#### Data lines

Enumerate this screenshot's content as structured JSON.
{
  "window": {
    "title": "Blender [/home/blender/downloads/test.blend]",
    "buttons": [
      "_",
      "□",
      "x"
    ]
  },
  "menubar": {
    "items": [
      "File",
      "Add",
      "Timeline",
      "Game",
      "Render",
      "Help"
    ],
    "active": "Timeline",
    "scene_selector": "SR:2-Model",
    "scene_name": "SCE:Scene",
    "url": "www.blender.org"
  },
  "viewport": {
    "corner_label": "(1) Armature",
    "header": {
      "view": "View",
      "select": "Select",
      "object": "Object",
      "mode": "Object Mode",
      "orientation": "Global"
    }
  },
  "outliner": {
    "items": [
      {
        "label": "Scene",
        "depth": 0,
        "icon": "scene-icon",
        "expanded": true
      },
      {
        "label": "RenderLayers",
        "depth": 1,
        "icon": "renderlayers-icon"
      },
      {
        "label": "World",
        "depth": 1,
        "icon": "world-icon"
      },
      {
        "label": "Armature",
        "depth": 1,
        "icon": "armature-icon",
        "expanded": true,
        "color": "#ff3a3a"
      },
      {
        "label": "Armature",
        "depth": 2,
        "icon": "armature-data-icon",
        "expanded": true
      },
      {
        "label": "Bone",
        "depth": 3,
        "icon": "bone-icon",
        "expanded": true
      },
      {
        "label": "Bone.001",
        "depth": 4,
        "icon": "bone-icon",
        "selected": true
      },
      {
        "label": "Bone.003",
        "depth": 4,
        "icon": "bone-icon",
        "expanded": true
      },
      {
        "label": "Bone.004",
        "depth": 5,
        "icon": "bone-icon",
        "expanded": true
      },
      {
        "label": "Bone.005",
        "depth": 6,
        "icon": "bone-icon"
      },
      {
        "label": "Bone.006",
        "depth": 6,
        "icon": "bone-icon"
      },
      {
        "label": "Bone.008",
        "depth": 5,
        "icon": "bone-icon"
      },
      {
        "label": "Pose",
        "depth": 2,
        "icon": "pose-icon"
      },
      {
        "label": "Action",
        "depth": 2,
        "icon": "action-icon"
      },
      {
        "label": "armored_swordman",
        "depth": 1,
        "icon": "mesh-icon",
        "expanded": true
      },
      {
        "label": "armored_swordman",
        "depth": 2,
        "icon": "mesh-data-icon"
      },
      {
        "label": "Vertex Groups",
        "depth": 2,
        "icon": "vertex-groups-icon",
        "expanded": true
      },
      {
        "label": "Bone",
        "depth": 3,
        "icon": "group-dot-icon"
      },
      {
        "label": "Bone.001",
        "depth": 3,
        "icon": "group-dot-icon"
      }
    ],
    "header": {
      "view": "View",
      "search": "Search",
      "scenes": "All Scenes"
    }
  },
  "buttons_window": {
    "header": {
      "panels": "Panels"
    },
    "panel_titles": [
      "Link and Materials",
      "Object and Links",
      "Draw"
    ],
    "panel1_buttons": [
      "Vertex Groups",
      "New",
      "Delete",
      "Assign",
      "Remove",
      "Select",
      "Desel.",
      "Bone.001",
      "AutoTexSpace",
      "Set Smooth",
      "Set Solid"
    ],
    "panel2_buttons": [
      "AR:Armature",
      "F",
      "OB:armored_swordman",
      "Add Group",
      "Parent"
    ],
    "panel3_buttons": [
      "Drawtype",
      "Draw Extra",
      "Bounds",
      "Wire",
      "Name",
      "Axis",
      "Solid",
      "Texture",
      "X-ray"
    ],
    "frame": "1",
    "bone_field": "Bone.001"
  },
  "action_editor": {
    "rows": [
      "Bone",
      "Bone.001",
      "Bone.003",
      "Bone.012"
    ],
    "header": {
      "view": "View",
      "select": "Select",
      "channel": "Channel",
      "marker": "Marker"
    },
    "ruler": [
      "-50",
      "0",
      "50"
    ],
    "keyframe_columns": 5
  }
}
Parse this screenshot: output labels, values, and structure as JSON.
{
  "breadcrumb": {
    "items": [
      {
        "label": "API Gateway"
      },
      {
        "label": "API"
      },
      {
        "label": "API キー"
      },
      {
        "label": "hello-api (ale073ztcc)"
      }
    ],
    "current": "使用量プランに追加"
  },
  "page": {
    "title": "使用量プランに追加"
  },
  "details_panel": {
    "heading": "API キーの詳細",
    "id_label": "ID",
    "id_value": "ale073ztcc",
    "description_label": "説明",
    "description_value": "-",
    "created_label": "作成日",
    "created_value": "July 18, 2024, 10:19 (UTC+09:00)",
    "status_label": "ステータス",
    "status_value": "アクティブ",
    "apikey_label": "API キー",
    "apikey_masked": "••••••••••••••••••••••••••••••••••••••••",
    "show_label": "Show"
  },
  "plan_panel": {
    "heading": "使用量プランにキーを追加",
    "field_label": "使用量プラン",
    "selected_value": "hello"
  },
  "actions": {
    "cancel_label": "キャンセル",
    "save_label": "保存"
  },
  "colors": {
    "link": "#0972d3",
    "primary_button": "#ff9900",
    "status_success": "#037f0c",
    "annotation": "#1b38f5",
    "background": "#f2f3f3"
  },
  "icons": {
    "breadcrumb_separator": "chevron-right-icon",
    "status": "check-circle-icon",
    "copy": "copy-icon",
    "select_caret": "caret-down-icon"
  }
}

########
#### Data lines

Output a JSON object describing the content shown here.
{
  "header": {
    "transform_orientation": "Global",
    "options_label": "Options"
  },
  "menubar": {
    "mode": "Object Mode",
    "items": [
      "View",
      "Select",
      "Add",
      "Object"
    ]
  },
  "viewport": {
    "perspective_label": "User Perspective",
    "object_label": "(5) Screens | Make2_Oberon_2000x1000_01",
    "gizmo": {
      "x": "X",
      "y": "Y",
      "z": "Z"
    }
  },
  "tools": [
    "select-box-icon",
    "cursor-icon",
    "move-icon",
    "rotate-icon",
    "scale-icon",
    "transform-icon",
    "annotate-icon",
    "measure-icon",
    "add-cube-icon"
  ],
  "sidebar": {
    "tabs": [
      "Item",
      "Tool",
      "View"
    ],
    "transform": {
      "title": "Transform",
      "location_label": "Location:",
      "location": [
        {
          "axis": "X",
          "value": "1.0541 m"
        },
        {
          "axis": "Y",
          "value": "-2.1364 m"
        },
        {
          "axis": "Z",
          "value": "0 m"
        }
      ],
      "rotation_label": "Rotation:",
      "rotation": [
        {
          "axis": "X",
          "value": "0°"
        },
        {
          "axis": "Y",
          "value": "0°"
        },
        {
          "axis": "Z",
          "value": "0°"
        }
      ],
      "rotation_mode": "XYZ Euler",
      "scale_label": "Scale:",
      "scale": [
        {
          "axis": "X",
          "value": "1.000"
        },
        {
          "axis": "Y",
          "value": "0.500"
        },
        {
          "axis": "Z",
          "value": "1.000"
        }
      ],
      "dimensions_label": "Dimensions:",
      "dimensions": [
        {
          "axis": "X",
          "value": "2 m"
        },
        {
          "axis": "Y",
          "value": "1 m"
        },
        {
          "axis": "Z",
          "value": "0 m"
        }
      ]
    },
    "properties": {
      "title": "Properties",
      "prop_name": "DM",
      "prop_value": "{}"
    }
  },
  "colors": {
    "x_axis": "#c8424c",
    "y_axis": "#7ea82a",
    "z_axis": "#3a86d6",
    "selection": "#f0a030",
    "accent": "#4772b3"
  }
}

########

**Objective:** Each line that holds the word "content" is to be copied.

**Worked answer:**
Enumerate this screenshot's content as structured JSON.
Output a JSON object describing the content shown here.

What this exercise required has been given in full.